Check each line of the records for "tián"; collect those that have it.

- [INPUT]
#####

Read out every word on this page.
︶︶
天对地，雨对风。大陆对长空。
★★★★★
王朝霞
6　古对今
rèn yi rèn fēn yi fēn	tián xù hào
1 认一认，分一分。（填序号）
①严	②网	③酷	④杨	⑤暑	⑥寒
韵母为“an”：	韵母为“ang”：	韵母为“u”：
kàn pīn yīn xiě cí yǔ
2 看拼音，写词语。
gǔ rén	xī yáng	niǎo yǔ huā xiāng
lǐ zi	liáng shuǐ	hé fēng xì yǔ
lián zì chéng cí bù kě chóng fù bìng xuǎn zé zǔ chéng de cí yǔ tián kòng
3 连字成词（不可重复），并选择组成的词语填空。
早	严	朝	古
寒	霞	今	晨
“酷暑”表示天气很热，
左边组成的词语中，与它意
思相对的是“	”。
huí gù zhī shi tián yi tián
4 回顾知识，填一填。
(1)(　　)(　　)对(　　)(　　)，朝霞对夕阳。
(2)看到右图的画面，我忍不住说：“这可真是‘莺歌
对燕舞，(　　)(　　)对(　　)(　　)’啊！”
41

#####

- [THE OUTPUT]
rèn yi rèn fēn yi fēn	tián xù hào
lián zì chéng cí bù kě chóng fù bìng xuǎn zé zǔ chéng de cí yǔ tián kòng
huí gù zhī shi tián yi tián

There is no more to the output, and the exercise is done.